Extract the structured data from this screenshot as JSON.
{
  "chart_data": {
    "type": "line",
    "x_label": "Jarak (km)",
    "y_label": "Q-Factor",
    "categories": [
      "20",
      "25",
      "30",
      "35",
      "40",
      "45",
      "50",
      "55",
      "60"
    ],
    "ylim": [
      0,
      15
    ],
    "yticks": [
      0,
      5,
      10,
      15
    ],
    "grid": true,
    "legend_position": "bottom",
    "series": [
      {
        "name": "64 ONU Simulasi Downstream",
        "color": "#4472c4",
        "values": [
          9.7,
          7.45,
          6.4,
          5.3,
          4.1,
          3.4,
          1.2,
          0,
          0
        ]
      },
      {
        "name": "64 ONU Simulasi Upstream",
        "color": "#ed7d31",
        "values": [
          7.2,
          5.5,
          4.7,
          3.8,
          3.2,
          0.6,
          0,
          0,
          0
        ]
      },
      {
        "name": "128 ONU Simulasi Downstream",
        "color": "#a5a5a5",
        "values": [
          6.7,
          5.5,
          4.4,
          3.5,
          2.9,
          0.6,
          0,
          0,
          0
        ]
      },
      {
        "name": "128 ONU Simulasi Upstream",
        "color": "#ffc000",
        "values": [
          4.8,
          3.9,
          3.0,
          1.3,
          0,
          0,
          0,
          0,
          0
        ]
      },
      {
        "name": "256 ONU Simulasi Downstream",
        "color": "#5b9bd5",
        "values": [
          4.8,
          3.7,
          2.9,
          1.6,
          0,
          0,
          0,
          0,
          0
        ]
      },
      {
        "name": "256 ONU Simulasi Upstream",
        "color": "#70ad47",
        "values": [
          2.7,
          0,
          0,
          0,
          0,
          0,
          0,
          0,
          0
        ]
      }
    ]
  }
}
----
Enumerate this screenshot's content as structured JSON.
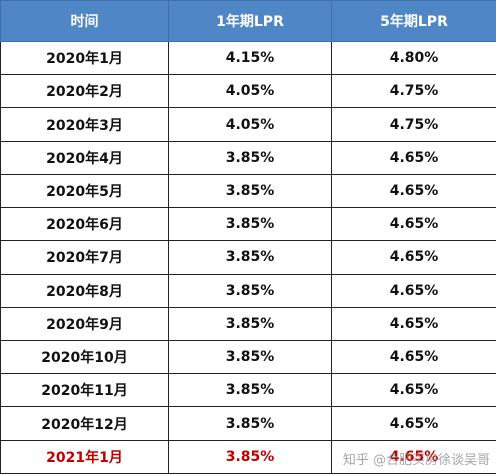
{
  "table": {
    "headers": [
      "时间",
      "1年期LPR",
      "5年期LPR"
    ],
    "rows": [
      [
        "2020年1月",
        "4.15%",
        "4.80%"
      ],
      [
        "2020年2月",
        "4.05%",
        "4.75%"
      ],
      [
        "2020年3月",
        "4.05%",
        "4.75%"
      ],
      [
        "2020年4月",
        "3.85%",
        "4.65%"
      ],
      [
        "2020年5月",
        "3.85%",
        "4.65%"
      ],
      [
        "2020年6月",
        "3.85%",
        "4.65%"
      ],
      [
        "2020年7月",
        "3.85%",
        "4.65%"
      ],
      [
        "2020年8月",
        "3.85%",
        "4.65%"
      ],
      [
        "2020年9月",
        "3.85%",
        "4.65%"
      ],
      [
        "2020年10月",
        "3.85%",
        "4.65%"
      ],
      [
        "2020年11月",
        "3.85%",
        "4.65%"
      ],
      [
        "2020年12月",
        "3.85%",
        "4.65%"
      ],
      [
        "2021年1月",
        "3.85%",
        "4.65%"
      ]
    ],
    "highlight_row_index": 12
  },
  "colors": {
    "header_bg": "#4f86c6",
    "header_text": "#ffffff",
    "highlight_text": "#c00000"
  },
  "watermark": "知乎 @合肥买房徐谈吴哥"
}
----
--- WRITTEN PROBLEM ---
In the lines above, find each one with "structured" and list it.

--- RESULT OF THIS TASK ---
Extract the structured data from this screenshot as JSON.
Enumerate this screenshot's content as structured JSON.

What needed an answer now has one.